WHAT YOU SHOULD DO
Count the lines below that contain the word "denen", and give only that number.

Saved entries
>>>>
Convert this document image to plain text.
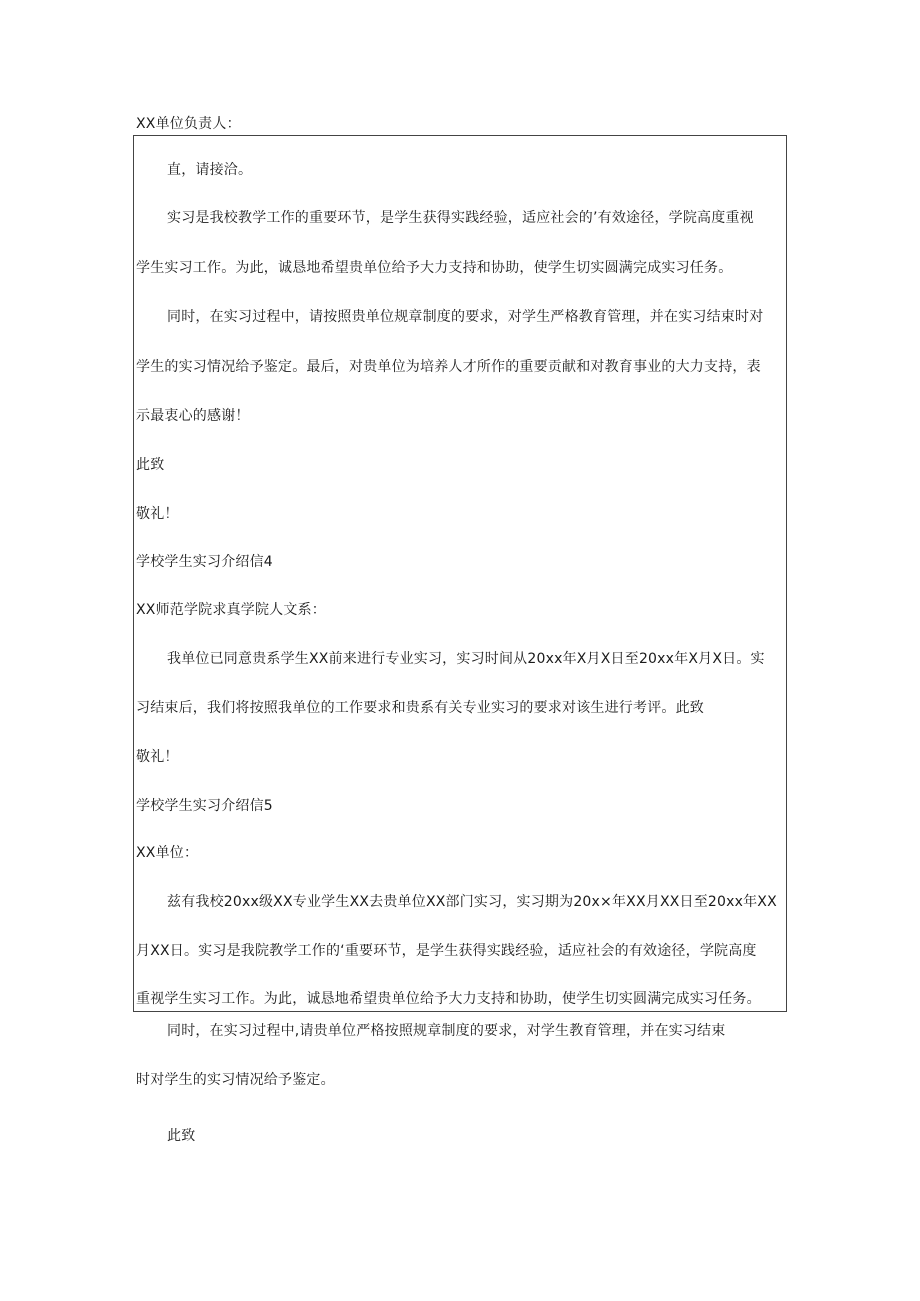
XX单位负责人：
直，请接洽。
实习是我校教学工作的重要环节，是学生获得实践经验，适应社会的’有效途径，学院高度重视
学生实习工作。为此，诚恳地希望贵单位给予大力支持和协助，使学生切实圆满完成实习任务。
同时，在实习过程中，请按照贵单位规章制度的要求，对学生严格教育管理，并在实习结束时对
学生的实习情况给予鉴定。最后，对贵单位为培养人才所作的重要贡献和对教育事业的大力支持，表
示最衷心的感谢！
此致
敬礼！
学校学生实习介绍信4
XX师范学院求真学院人文系：
我单位已同意贵系学生XX前来进行专业实习，实习时间从20xx年X月X日至20xx年X月X日。实
习结束后，我们将按照我单位的工作要求和贵系有关专业实习的要求对该生进行考评。此致
敬礼！
学校学生实习介绍信5
XX单位：
兹有我校20xx级XX专业学生XX去贵单位XX部门实习，实习期为20x×年XX月XX日至20xx年XX
月XX日。实习是我院教学工作的‘重要环节，是学生获得实践经验，适应社会的有效途径，学院高度
重视学生实习工作。为此，诚恳地希望贵单位给予大力支持和协助，使学生切实圆满完成实习任务。
同时，在实习过程中,请贵单位严格按照规章制度的要求，对学生教育管理，并在实习结束
时对学生的实习情况给予鉴定。
此致
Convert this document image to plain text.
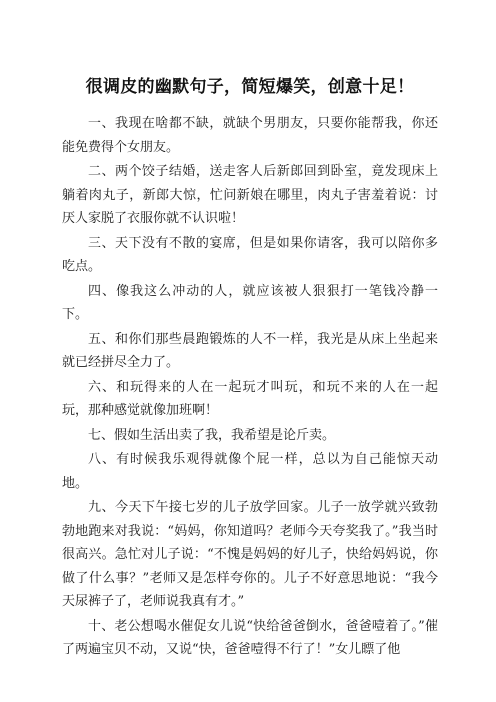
很调皮的幽默句子，简短爆笑，创意十足！

一、我现在啥都不缺，就缺个男朋友，只要你能帮我，你还能免费得个女朋友。

二、两个饺子结婚，送走客人后新郎回到卧室，竟发现床上躺着肉丸子，新郎大惊，忙问新娘在哪里，肉丸子害羞着说：讨厌人家脱了衣服你就不认识啦！

三、天下没有不散的宴席，但是如果你请客，我可以陪你多吃点。

四、像我这么冲动的人，就应该被人狠狠打一笔钱冷静一下。

五、和你们那些晨跑锻炼的人不一样，我光是从床上坐起来就已经拼尽全力了。

六、和玩得来的人在一起玩才叫玩，和玩不来的人在一起玩，那种感觉就像加班啊！

七、假如生活出卖了我，我希望是论斤卖。

八、有时候我乐观得就像个屁一样，总以为自己能惊天动地。

九、今天下午接七岁的儿子放学回家。儿子一放学就兴致勃勃地跑来对我说：“妈妈，你知道吗？老师今天夸奖我了。”我当时很高兴。急忙对儿子说：“不愧是妈妈的好儿子，快给妈妈说，你做了什么事？”老师又是怎样夸你的。儿子不好意思地说：“我今天尿裤子了，老师说我真有才。”

十、老公想喝水催促女儿说“快给爸爸倒水，爸爸噎着了。”催了两遍宝贝不动，又说“快，爸爸噎得不行了！”女儿瞟了他
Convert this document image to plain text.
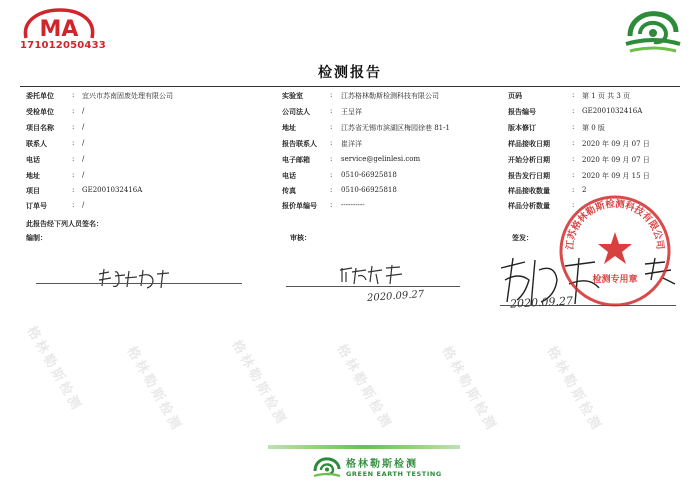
MA
171012050433
检测报告
格林勒斯检测	格林勒斯检测	格林勒斯检测	格林勒斯检测	格林勒斯检测	格林勒斯检测
委托单位	: 宜兴市苏南固废处理有限公司
受检单位	: /
项目名称	: /
联系人	: /
电话	: /
地址	: /
项目	: GE2001032416A
订单号	: /
实验室	: 江苏格林勒斯检测科技有限公司
公司法人	: 王呈祥
地址	: 江苏省无锡市滨湖区梅园徐巷 81-1
报告联系人 : 崔洋洋
电子邮箱	: service@gelinlesi.com
电话	: 0510-66925818
传真	: 0510-66925818
报价单编号 : ----------
页码	: 第 1 页 共 3 页
报告编号	: GE2001032416A
版本修订	: 第 0 版
样品接收日期	: 2020 年 09 月 07 日
开始分析日期	: 2020 年 09 月 07 日
报告发行日期	: 2020 年 09 月 15 日
样品接收数量	: 2
样品分析数量	:
此报告经下列人员签名：
编制：	审核：	签发：
2020.09.27	2020.09.27
江苏格林勒斯检测科技有限公司
检测专用章
格林勒斯检测
GREEN EARTH TESTING
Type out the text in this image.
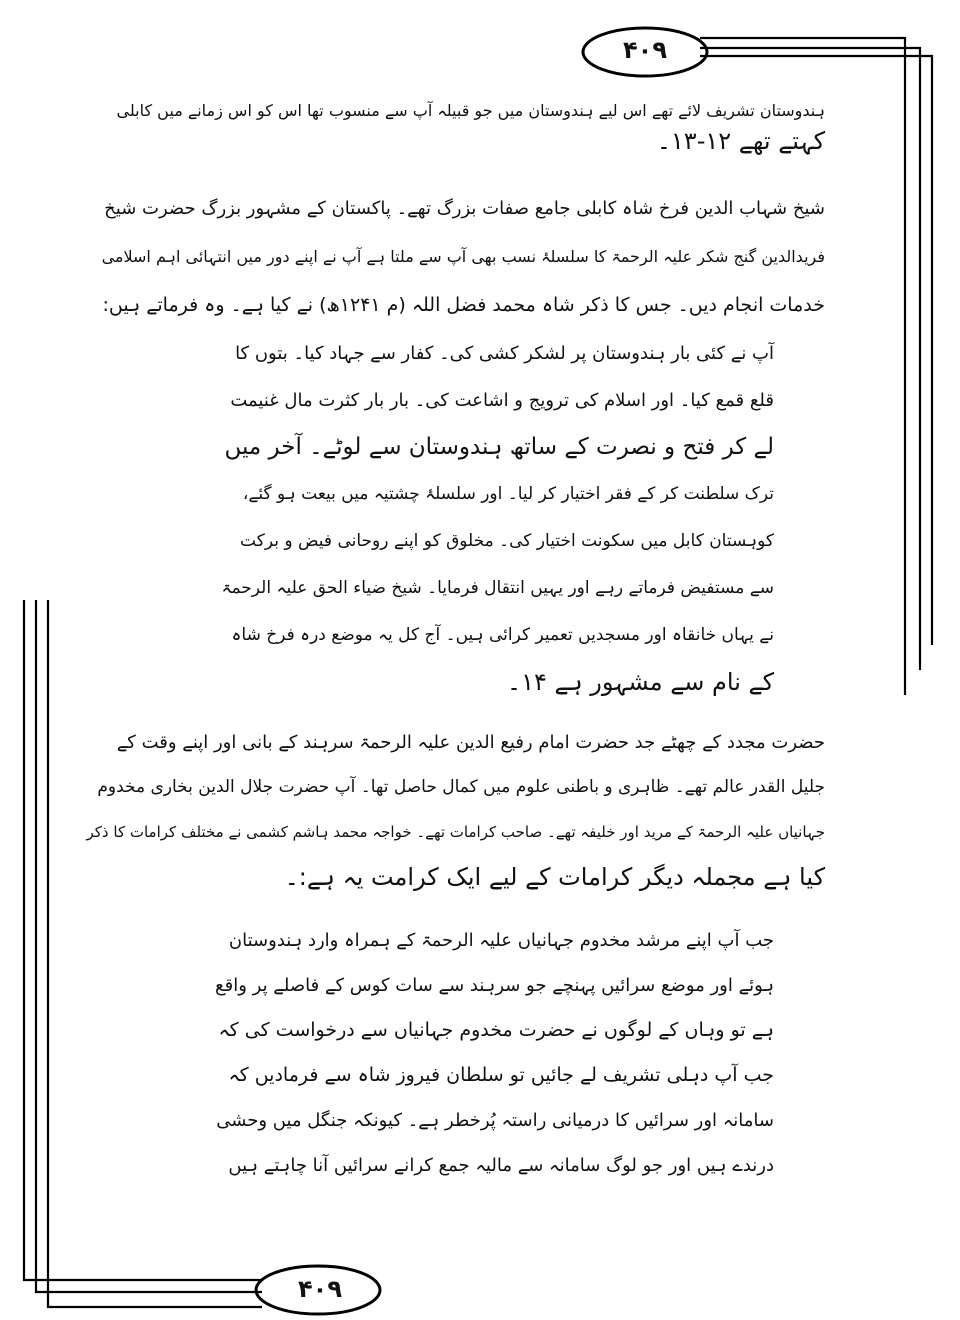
۴۰۹
۴۰۹
ہندوستان تشریف لائے تھے اس لیے ہندوستان میں جو قبیلہ آپ سے منسوب تھا اس کو اس زمانے میں کابلی
کہتے تھے ۱۲-۱۳۔
شیخ شہاب الدین فرخ شاہ کابلی جامع صفات بزرگ تھے۔ پاکستان کے مشہور بزرگ حضرت شیخ
فریدالدین گنج شکر علیہ الرحمۃ کا سلسلۂ نسب بھی آپ سے ملتا ہے آپ نے اپنے دور میں انتہائی اہم اسلامی
خدمات انجام دیں۔ جس کا ذکر شاہ محمد فضل اللہ (م ۱۲۴۱ھ) نے کیا ہے۔ وہ فرماتے ہیں:
آپ نے کئی بار ہندوستان پر لشکر کشی کی۔ کفار سے جہاد کیا۔ بتوں کا
قلع قمع کیا۔ اور اسلام کی ترویج و اشاعت کی۔ بار بار کثرت مال غنیمت
لے کر فتح و نصرت کے ساتھ ہندوستان سے لوٹے۔ آخر میں
ترک سلطنت کر کے فقر اختیار کر لیا۔ اور سلسلۂ چشتیہ میں بیعت ہو گئے،
کوہستان کابل میں سکونت اختیار کی۔ مخلوق کو اپنے روحانی فیض و برکت
سے مستفیض فرماتے رہے اور یہیں انتقال فرمایا۔ شیخ ضیاء الحق علیہ الرحمۃ
نے یہاں خانقاہ اور مسجدیں تعمیر کرائی ہیں۔ آج کل یہ موضع درہ فرخ شاہ
کے نام سے مشہور ہے ۱۴۔
حضرت مجدد کے چھٹے جد حضرت امام رفیع الدین علیہ الرحمۃ سرہند کے بانی اور اپنے وقت کے
جلیل القدر عالم تھے۔ ظاہری و باطنی علوم میں کمال حاصل تھا۔ آپ حضرت جلال الدین بخاری مخدوم
جہانیاں علیہ الرحمۃ کے مرید اور خلیفہ تھے۔ صاحب کرامات تھے۔ خواجہ محمد ہاشم کشمی نے مختلف کرامات کا ذکر
کیا ہے مجملہ دیگر کرامات کے لیے ایک کرامت یہ ہے:۔
جب آپ اپنے مرشد مخدوم جہانیاں علیہ الرحمۃ کے ہمراہ وارد ہندوستان
ہوئے اور موضع سرائیں پہنچے جو سرہند سے سات کوس کے فاصلے پر واقع
ہے تو وہاں کے لوگوں نے حضرت مخدوم جہانیاں سے درخواست کی کہ
جب آپ دہلی تشریف لے جائیں تو سلطان فیروز شاہ سے فرمادیں کہ
سامانہ اور سرائیں کا درمیانی راستہ پُرخطر ہے۔ کیونکہ جنگل میں وحشی
درندے ہیں اور جو لوگ سامانہ سے مالیہ جمع کرانے سرائیں آنا چاہتے ہیں
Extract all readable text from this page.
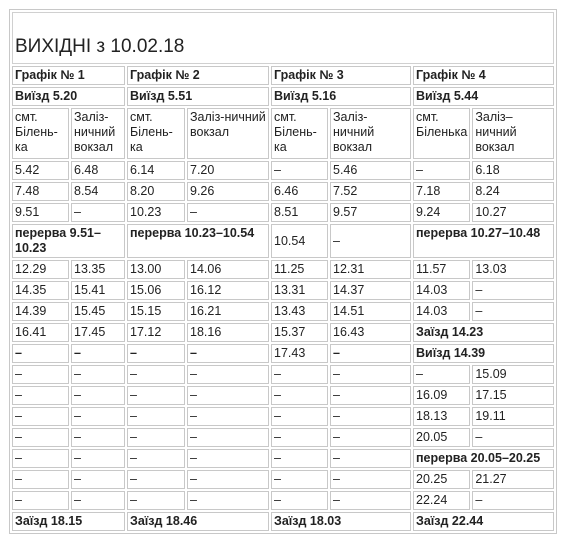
ВИХІДНІ з 10.02.18							
Графік № 1		Графік № 2		Графік № 3		Графік № 4	
Виїзд 5.20		Виїзд 5.51		Виїзд 5.16		Виїзд 5.44	
смт. Білень-ка	Заліз-ничний вокзал	смт. Білень-ка	Заліз-ничний вокзал	смт. Білень-ка	Заліз-ничний вокзал	смт. Біленька	Заліз–ничний вокзал
5.42	6.48	6.14	7.20	–	5.46	–	6.18
7.48	8.54	8.20	9.26	6.46	7.52	7.18	8.24
9.51	–	10.23	–	8.51	9.57	9.24	10.27
перерва 9.51–10.23		перерва 10.23–10.54		10.54	–	перерва 10.27–10.48	
12.29	13.35	13.00	14.06	11.25	12.31	11.57	13.03
14.35	15.41	15.06	16.12	13.31	14.37	14.03	–
14.39	15.45	15.15	16.21	13.43	14.51	14.03	–
16.41	17.45	17.12	18.16	15.37	16.43	Заїзд 14.23	
–	–	–	–	17.43	–	Виїзд 14.39	
–	–	–	–	–	–	–	15.09
–	–	–	–	–	–	16.09	17.15
–	–	–	–	–	–	18.13	19.11
–	–	–	–	–	–	20.05	–
–	–	–	–	–	–	перерва 20.05–20.25	
–	–	–	–	–	–	20.25	21.27
–	–	–	–	–	–	22.24	–
Заїзд 18.15		Заїзд 18.46		Заїзд 18.03		Заїзд 22.44	
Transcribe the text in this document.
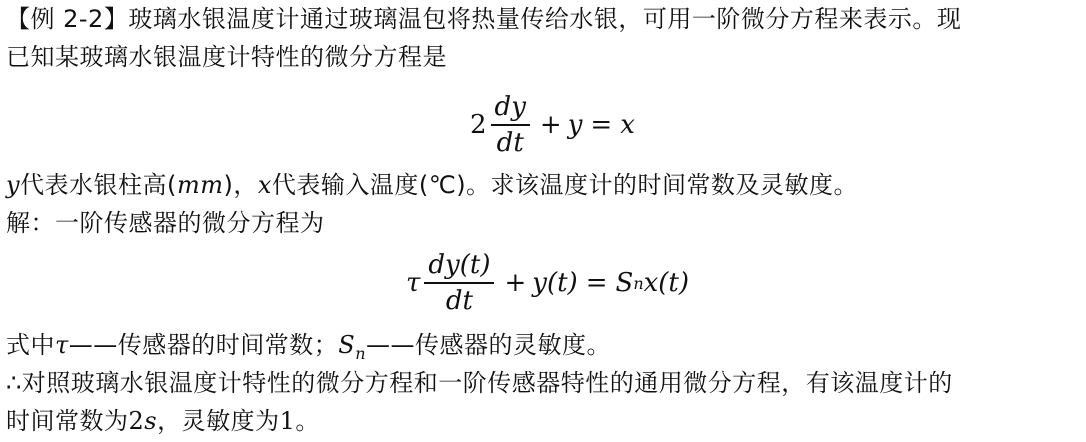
【例 2-2】玻璃水银温度计通过玻璃温包将热量传给水银，可用一阶微分方程来表示。现
已知某玻璃水银温度计特性的微分方程是
$2 \frac{dy}{dt} + y = x$
y代表水银柱高(mm)，x代表输入温度(℃)。求该温度计的时间常数及灵敏度。
解：一阶传感器的微分方程为
τ $\frac{dy(t)}{dt} + y(t) = S$ n x(t)
式中τ——传感器的时间常数；$S_n——$传感器的灵敏度。
∴对照玻璃水银温度计特性的微分方程和一阶传感器特性的通用微分方程，有该温度计的
时间常数为2s，灵敏度为1。
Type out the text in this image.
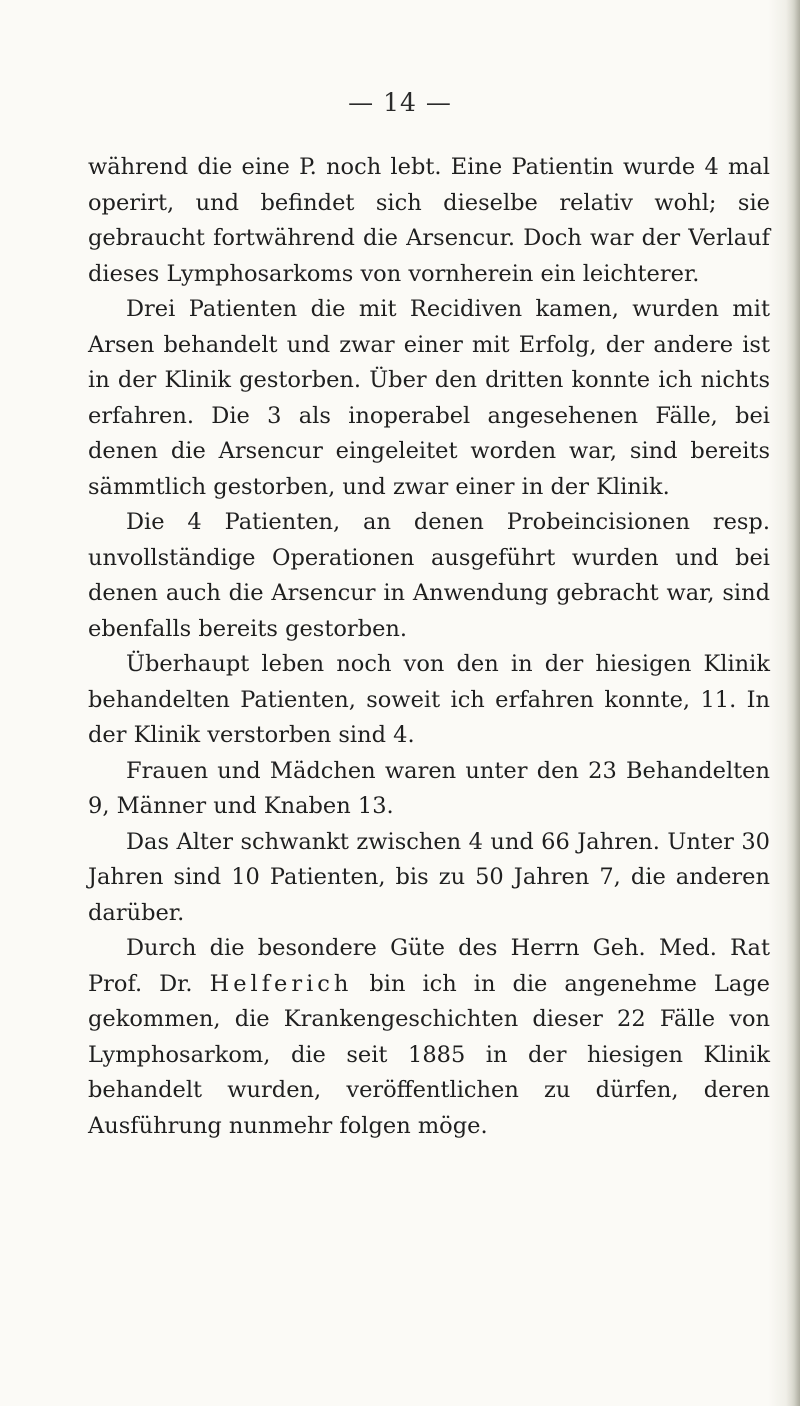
— 14 —

während die eine P. noch lebt. Eine Patientin wurde 4 mal operirt, und befindet sich dieselbe relativ wohl; sie gebraucht fortwährend die Arsencur. Doch war der Verlauf dieses Lymphosarkoms von vornherein ein leichterer.

Drei Patienten die mit Recidiven kamen, wurden mit Arsen behandelt und zwar einer mit Erfolg, der andere ist in der Klinik gestorben. Über den dritten konnte ich nichts erfahren. Die 3 als inoperabel angesehenen Fälle, bei denen die Arsencur eingeleitet worden war, sind bereits sämmtlich gestorben, und zwar einer in der Klinik.

Die 4 Patienten, an denen Probeincisionen resp. unvollständige Operationen ausgeführt wurden und bei denen auch die Arsencur in Anwendung gebracht war, sind ebenfalls bereits gestorben.

Überhaupt leben noch von den in der hiesigen Klinik behandelten Patienten, soweit ich erfahren konnte, 11. In der Klinik verstorben sind 4.

Frauen und Mädchen waren unter den 23 Behandelten 9, Männer und Knaben 13.

Das Alter schwankt zwischen 4 und 66 Jahren. Unter 30 Jahren sind 10 Patienten, bis zu 50 Jahren 7, die anderen darüber.

Durch die besondere Güte des Herrn Geh. Med. Rat Prof. Dr. Helferich bin ich in die angenehme Lage gekommen, die Krankengeschichten dieser 22 Fälle von Lymphosarkom, die seit 1885 in der hiesigen Klinik behandelt wurden, veröffentlichen zu dürfen, deren Ausführung nunmehr folgen möge.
<<<<
SOLUTION TO THE EXERCISE
2